## [Sağlanan liste]
◆ ◆ ◆ ◆

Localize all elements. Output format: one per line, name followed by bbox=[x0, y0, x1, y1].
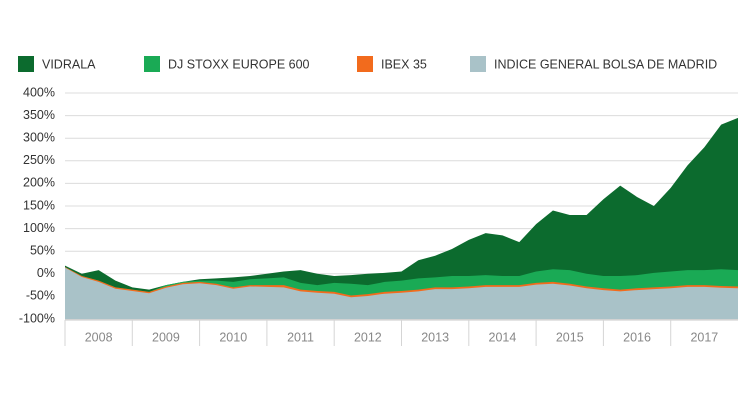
y-tick-label: 200% bbox=[23, 176, 55, 190]
y-tick-label: -100% bbox=[19, 311, 55, 325]
x-tick-label: 2010 bbox=[219, 330, 247, 344]
y-tick-label: 100% bbox=[23, 221, 55, 235]
x-tick-label: 2014 bbox=[489, 330, 517, 344]
y-tick-label: 150% bbox=[23, 198, 55, 212]
x-tick-label: 2013 bbox=[421, 330, 449, 344]
x-tick-label: 2016 bbox=[623, 330, 651, 344]
x-tick-label: 2008 bbox=[85, 330, 113, 344]
y-tick-label: 250% bbox=[23, 153, 55, 167]
legend-swatch bbox=[18, 56, 34, 72]
legend-swatch bbox=[470, 56, 486, 72]
x-tick-label: 2011 bbox=[287, 330, 314, 344]
y-tick-label: 400% bbox=[23, 85, 55, 99]
legend-label: VIDRALA bbox=[42, 57, 96, 71]
x-tick-label: 2009 bbox=[152, 330, 180, 344]
y-tick-label: 50% bbox=[30, 243, 55, 257]
legend-label: DJ STOXX EUROPE 600 bbox=[168, 57, 310, 71]
legend-label: INDICE GENERAL BOLSA DE MADRID bbox=[494, 57, 717, 71]
x-tick-label: 2015 bbox=[556, 330, 584, 344]
legend-label: IBEX 35 bbox=[381, 57, 427, 71]
x-tick-label: 2012 bbox=[354, 330, 382, 344]
x-tick-label: 2017 bbox=[690, 330, 718, 344]
y-tick-label: 350% bbox=[23, 108, 55, 122]
area bbox=[65, 117, 738, 319]
y-tick-label: 0% bbox=[37, 266, 55, 280]
area bbox=[65, 267, 738, 319]
y-tick-label: -50% bbox=[26, 289, 55, 303]
legend-swatch bbox=[357, 56, 373, 72]
legend-swatch bbox=[144, 56, 160, 72]
y-tick-label: 300% bbox=[23, 130, 55, 144]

◆ ◆ ◆ ◆

## [Görev metni]
Yukarıdaki listenin satırlarını hiç değiştirmeden yeniden yazın. Resim satırlarını yanıta almayın.

## [Alıştırma çözümü]
Localize all elements. Output format: one per line, name followed by bbox=[x0, y0, x1, y1].
y-tick-label: 200% bbox=[23, 176, 55, 190]
y-tick-label: -100% bbox=[19, 311, 55, 325]
x-tick-label: 2010 bbox=[219, 330, 247, 344]
y-tick-label: 100% bbox=[23, 221, 55, 235]
x-tick-label: 2014 bbox=[489, 330, 517, 344]
y-tick-label: 150% bbox=[23, 198, 55, 212]
x-tick-label: 2013 bbox=[421, 330, 449, 344]
x-tick-label: 2016 bbox=[623, 330, 651, 344]
x-tick-label: 2008 bbox=[85, 330, 113, 344]
y-tick-label: 250% bbox=[23, 153, 55, 167]
legend-swatch bbox=[18, 56, 34, 72]
legend-swatch bbox=[470, 56, 486, 72]
x-tick-label: 2011 bbox=[287, 330, 314, 344]
y-tick-label: 400% bbox=[23, 85, 55, 99]
legend-label: VIDRALA bbox=[42, 57, 96, 71]
x-tick-label: 2009 bbox=[152, 330, 180, 344]
y-tick-label: 50% bbox=[30, 243, 55, 257]
legend-label: DJ STOXX EUROPE 600 bbox=[168, 57, 310, 71]
legend-label: INDICE GENERAL BOLSA DE MADRID bbox=[494, 57, 717, 71]
x-tick-label: 2015 bbox=[556, 330, 584, 344]
legend-label: IBEX 35 bbox=[381, 57, 427, 71]
x-tick-label: 2012 bbox=[354, 330, 382, 344]
x-tick-label: 2017 bbox=[690, 330, 718, 344]
y-tick-label: 350% bbox=[23, 108, 55, 122]
area bbox=[65, 117, 738, 319]
y-tick-label: 0% bbox=[37, 266, 55, 280]
area bbox=[65, 267, 738, 319]
y-tick-label: -50% bbox=[26, 289, 55, 303]
legend-swatch bbox=[357, 56, 373, 72]
legend-swatch bbox=[144, 56, 160, 72]
y-tick-label: 300% bbox=[23, 130, 55, 144]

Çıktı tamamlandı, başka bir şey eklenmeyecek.